◆ DIRECTIONS FOR THIS TASK:
Every record below is to be retyped exactly.

◆ DATA FOR PROCESSING:
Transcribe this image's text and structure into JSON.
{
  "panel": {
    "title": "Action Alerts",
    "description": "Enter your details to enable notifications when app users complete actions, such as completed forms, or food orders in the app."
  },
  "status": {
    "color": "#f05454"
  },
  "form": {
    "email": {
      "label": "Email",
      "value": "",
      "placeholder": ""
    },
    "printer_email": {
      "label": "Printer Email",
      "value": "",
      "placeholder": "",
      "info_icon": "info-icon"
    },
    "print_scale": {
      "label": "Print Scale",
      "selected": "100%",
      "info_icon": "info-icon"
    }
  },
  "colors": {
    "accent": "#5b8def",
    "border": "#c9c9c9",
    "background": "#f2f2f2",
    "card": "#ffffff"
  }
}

◆ SOLUTION TO THE EXERCISE:
Transcribe this image's text and structure into JSON.
{
  "panel": {
    "title": "Action Alerts",
    "description": "Enter your details to enable notifications when app users complete actions, such as completed forms, or food orders in the app."
  },
  "status": {
    "color": "#f05454"
  },
  "form": {
    "email": {
      "label": "Email",
      "value": "",
      "placeholder": ""
    },
    "printer_email": {
      "label": "Printer Email",
      "value": "",
      "placeholder": "",
      "info_icon": "info-icon"
    },
    "print_scale": {
      "label": "Print Scale",
      "selected": "100%",
      "info_icon": "info-icon"
    }
  },
  "colors": {
    "accent": "#5b8def",
    "border": "#c9c9c9",
    "background": "#f2f2f2",
    "card": "#ffffff"
  }
}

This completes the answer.